- **TASK INSTRUCTIONS**
In the records below, find each line containing the word "关于编制兴国县长迳至茶园公路改建工程可行性研究报告委托" and copy it.
>> Start SUPPLIED INFORMATION
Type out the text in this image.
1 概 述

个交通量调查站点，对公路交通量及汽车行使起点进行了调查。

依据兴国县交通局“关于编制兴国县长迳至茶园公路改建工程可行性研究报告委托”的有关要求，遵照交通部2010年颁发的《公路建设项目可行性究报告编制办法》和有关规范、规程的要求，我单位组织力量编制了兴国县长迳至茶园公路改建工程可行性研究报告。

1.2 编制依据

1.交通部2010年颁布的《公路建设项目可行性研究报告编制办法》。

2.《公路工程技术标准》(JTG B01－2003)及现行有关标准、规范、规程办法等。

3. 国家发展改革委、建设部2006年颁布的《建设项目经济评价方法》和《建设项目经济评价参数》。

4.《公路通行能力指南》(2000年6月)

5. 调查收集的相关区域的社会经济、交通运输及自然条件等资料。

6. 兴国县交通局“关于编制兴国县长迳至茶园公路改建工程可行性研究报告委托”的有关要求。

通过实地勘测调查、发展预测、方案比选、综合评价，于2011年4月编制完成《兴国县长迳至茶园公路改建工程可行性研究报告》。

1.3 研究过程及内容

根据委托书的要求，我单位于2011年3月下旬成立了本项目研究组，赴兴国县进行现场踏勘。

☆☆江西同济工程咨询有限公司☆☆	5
>> End SUPPLIED INFORMATION
- **FULL OUTPUT**
依据兴国县交通局“关于编制兴国县长迳至茶园公路改建工程可行性研究报告委托”的有关要求，遵照交通部2010年颁发的《公路建设项目可行性究报告编制办法》和有关规范、规程的要求，我单位组织力量编制了兴国县长迳至茶园公路改建工程可行性研究报告。
6. 兴国县交通局“关于编制兴国县长迳至茶园公路改建工程可行性研究报告委托”的有关要求。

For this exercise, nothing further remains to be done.